Provided entries:
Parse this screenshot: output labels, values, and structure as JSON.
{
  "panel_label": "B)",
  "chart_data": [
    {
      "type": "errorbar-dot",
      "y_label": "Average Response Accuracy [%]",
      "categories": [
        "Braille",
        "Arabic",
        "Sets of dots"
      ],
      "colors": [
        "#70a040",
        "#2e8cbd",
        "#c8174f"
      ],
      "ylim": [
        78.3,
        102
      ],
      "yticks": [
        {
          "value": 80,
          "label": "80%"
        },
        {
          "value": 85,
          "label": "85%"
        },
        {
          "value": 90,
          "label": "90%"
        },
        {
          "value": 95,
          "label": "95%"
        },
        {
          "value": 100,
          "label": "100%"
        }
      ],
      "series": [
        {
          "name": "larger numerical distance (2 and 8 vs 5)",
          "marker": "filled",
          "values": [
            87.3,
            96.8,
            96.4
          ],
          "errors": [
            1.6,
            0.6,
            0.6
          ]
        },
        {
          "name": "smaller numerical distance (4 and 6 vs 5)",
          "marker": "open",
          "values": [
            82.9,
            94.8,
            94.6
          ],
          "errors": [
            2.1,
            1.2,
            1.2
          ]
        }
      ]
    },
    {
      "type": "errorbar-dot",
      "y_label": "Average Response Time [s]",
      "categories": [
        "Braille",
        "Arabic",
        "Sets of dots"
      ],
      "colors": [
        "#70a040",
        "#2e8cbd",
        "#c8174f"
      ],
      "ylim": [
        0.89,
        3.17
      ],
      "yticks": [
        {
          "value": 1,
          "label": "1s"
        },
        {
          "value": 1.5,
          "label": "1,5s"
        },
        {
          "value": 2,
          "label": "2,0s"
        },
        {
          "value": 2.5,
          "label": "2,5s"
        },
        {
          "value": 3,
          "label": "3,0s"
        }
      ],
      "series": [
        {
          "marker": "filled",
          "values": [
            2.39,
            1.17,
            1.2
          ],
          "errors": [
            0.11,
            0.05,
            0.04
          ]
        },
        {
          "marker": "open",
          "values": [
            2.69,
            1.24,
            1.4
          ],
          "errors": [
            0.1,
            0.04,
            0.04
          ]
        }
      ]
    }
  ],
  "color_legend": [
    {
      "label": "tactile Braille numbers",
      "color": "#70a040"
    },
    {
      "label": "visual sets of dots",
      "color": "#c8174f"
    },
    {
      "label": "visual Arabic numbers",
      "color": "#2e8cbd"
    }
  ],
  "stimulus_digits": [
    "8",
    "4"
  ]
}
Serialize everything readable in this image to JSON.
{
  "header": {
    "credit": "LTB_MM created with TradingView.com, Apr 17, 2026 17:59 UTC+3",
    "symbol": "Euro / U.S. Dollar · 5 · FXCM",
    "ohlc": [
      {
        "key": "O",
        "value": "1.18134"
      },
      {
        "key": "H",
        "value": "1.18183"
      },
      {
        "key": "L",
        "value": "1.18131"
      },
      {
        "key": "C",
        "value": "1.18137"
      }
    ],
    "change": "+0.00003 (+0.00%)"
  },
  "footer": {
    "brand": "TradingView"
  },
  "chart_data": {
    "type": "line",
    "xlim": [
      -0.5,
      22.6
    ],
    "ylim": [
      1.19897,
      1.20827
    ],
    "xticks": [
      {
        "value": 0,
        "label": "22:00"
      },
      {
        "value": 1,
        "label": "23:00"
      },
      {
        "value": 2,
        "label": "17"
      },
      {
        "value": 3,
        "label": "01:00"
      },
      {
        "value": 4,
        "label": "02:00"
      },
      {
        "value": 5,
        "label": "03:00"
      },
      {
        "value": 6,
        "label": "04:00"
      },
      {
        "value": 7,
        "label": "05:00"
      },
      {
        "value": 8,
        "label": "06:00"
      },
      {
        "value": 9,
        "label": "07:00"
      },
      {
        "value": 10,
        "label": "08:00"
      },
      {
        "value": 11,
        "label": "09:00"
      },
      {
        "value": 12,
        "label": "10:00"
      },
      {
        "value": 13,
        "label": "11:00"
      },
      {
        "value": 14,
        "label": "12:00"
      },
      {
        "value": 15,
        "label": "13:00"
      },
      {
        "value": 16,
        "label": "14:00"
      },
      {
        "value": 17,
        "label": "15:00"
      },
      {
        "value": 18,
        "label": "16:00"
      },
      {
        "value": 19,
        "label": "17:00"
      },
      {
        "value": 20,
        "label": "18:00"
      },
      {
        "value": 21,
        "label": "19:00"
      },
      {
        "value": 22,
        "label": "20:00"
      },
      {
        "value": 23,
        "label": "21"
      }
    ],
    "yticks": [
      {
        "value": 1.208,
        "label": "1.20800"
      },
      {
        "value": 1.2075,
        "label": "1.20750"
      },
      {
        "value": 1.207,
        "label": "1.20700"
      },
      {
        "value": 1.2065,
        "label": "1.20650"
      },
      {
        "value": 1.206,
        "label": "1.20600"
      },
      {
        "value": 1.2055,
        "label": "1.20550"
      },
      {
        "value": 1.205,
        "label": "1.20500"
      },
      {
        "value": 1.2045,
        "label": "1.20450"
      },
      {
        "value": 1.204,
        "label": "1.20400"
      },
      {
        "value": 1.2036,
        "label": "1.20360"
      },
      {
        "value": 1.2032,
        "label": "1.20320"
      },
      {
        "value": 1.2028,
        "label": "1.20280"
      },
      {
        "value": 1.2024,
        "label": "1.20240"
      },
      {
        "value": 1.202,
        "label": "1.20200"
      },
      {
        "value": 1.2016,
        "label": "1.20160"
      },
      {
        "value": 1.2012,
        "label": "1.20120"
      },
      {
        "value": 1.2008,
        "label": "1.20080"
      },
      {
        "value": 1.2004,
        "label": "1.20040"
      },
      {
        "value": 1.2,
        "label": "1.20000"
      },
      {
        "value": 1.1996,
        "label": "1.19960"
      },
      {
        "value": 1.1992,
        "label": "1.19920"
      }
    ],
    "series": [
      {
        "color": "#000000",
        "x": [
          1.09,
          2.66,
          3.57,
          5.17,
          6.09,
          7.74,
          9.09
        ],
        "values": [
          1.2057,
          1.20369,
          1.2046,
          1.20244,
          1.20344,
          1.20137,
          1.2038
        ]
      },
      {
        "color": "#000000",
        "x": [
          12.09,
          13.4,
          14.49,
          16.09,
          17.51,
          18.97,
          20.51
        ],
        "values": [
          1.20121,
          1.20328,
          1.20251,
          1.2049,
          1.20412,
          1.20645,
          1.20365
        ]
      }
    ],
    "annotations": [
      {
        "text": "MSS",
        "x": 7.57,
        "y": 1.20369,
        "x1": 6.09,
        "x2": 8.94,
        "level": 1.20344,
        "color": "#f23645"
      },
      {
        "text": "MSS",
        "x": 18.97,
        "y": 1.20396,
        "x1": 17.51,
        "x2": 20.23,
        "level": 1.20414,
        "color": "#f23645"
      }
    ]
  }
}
---
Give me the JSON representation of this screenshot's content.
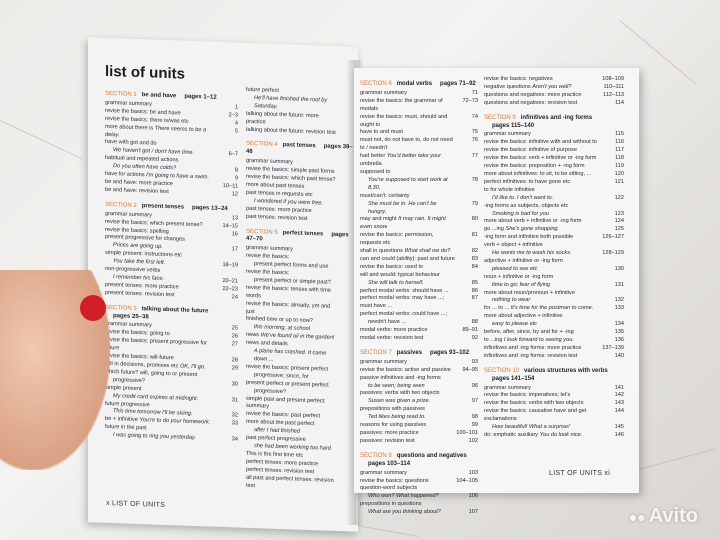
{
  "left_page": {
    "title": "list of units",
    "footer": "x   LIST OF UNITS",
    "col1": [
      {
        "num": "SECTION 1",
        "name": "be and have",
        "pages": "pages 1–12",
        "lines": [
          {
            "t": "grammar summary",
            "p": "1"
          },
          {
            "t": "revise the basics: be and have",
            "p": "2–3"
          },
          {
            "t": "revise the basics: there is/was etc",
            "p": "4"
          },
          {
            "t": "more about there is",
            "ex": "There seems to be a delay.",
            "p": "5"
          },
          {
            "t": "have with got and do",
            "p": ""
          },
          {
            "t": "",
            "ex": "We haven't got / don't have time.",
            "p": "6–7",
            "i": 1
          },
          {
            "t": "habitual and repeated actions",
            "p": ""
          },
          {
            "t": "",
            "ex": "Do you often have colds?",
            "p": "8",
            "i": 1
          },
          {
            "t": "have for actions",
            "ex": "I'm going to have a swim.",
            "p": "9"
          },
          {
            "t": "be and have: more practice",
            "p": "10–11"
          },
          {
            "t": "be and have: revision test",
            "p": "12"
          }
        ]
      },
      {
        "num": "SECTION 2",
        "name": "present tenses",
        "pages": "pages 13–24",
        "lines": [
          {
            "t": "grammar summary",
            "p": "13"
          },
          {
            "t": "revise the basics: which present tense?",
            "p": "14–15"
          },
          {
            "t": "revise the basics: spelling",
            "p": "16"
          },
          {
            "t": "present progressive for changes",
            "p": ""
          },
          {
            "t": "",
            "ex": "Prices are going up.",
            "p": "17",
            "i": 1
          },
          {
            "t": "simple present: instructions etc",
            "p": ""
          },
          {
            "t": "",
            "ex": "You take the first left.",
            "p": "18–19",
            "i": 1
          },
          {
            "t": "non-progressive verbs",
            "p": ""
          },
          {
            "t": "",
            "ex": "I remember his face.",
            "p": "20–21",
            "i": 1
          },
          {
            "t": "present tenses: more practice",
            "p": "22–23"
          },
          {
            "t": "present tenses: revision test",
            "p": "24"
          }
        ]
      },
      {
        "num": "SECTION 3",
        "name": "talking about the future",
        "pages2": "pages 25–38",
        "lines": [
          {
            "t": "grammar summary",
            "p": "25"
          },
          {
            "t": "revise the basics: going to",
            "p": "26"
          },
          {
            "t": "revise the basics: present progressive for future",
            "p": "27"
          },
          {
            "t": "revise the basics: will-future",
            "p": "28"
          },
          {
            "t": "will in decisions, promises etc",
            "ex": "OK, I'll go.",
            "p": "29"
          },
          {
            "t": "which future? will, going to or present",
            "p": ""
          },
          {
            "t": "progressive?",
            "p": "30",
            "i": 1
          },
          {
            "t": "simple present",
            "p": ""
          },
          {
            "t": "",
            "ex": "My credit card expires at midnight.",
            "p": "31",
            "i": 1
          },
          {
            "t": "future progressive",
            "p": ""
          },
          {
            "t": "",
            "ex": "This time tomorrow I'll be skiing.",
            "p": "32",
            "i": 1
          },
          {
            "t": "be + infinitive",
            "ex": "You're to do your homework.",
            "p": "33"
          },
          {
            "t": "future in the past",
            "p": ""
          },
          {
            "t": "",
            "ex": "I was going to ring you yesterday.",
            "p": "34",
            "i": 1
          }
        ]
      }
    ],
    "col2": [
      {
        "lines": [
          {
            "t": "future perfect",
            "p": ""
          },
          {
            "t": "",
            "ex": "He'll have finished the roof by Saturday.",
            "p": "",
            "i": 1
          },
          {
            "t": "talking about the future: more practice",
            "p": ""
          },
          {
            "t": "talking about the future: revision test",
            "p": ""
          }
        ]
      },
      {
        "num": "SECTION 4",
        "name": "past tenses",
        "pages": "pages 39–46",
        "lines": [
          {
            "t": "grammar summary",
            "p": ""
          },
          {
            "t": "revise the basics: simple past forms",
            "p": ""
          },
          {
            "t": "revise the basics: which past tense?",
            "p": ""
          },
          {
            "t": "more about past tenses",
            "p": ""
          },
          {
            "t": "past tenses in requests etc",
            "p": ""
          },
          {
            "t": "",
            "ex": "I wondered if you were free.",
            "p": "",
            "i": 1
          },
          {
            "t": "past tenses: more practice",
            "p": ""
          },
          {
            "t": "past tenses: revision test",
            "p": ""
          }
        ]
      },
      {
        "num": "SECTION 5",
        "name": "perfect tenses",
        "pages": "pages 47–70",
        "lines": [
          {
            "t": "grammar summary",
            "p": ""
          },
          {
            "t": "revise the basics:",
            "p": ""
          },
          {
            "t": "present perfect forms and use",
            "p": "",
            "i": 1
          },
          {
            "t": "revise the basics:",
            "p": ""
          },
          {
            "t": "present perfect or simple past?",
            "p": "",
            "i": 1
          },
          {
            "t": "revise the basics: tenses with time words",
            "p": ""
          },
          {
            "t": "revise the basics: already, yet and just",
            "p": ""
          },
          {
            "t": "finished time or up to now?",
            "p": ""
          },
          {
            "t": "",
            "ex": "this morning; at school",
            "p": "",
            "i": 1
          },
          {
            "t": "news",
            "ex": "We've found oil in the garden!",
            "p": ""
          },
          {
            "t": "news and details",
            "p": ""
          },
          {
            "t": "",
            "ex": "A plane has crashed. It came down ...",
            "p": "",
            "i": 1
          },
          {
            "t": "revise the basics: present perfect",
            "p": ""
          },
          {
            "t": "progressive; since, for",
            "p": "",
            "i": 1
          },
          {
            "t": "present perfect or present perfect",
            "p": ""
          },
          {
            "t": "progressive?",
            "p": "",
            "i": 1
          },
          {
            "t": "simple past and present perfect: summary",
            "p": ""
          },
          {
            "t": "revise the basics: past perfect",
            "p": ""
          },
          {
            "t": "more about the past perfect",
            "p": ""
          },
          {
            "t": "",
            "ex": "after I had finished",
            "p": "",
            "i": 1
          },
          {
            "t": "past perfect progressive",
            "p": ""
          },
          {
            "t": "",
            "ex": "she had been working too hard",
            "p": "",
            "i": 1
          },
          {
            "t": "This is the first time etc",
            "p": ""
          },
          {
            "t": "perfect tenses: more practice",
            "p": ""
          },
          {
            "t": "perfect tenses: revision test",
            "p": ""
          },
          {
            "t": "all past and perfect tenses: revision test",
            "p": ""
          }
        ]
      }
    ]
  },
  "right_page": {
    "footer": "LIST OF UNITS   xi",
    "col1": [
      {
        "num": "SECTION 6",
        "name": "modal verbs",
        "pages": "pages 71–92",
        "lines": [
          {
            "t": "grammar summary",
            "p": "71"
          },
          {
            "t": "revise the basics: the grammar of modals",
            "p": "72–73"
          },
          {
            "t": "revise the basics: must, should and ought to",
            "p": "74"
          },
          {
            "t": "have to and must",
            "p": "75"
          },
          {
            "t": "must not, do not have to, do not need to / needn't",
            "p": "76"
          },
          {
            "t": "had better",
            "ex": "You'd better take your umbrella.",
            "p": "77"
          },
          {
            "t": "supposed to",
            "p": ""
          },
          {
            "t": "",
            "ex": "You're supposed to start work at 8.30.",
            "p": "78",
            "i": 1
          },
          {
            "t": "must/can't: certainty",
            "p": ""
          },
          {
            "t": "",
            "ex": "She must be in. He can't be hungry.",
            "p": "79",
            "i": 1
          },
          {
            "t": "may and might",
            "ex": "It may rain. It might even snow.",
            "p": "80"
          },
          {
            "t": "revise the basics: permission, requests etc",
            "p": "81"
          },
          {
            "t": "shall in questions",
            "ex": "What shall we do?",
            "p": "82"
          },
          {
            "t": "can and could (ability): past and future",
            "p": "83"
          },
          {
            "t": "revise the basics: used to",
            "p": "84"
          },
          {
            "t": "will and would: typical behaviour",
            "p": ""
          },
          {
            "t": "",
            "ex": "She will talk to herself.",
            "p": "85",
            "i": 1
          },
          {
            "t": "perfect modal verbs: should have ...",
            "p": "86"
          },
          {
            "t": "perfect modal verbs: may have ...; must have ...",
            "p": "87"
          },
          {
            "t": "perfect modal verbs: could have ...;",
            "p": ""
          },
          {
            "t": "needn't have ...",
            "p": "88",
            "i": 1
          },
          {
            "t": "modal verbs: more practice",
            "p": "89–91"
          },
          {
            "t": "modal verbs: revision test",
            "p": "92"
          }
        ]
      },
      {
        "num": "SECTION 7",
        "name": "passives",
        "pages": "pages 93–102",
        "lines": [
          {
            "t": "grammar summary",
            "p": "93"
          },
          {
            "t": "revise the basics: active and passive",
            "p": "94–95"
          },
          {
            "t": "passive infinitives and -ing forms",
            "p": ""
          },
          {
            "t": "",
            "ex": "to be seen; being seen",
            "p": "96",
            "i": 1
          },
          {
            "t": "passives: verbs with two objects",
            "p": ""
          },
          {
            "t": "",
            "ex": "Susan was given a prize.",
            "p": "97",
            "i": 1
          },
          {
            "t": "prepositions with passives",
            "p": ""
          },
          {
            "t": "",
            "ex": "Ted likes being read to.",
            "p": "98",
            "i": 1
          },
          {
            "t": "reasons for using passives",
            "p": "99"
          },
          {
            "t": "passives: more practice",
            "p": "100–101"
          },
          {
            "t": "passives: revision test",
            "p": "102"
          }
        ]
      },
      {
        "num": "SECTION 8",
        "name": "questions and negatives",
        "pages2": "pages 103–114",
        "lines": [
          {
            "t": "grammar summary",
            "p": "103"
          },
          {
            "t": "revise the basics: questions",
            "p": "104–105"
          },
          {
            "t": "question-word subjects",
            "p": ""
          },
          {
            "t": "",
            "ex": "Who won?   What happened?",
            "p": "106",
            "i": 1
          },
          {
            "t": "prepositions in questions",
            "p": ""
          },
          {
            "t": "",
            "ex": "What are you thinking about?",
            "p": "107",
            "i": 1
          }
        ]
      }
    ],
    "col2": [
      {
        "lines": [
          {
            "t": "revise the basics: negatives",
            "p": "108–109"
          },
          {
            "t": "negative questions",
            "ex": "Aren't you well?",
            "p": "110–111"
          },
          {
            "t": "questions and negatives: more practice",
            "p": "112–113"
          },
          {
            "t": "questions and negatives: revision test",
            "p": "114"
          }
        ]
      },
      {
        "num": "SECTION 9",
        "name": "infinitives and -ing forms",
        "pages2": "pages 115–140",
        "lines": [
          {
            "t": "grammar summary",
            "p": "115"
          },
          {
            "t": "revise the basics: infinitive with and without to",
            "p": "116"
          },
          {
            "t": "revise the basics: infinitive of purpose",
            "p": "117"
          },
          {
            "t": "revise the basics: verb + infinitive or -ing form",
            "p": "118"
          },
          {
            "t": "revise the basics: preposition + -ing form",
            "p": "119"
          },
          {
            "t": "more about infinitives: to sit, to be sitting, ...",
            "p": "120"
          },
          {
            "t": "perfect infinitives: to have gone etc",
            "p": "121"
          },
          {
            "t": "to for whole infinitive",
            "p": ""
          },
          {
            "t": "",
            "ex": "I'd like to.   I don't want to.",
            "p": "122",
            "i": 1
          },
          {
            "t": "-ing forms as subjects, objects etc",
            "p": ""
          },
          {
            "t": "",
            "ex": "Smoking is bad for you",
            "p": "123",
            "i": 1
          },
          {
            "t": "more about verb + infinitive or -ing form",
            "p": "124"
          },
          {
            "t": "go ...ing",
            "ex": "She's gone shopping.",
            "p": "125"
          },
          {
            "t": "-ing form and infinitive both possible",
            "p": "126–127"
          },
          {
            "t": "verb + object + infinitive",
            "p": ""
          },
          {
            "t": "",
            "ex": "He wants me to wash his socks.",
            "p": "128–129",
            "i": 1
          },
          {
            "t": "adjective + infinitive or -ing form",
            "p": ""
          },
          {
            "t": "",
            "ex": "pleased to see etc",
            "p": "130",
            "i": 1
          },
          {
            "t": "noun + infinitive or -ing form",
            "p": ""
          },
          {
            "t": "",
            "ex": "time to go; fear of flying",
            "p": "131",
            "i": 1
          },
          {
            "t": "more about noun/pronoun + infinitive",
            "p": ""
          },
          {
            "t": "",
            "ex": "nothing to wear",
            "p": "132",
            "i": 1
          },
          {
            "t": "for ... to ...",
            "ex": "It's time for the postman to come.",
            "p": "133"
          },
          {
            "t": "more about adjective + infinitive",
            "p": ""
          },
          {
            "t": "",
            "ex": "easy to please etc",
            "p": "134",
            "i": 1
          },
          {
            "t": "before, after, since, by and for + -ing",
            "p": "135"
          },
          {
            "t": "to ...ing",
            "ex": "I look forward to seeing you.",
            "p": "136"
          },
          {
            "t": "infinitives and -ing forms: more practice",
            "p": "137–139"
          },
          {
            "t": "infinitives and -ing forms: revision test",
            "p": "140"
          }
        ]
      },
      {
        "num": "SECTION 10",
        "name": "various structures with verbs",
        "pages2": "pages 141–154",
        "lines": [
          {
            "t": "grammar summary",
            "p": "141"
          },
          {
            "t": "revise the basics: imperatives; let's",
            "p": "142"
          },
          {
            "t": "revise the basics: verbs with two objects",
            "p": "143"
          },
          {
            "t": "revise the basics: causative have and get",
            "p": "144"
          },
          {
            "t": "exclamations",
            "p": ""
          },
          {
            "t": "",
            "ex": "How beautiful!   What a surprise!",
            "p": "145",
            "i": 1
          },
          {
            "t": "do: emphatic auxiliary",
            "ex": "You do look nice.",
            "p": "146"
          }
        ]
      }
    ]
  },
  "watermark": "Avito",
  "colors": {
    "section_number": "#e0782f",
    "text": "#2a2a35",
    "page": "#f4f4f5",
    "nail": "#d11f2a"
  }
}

Request: Check each line of the records above for "actions", and copy those that have it.

Final result:
            "t": "habitual and repeated actions",
            "t": "have for actions",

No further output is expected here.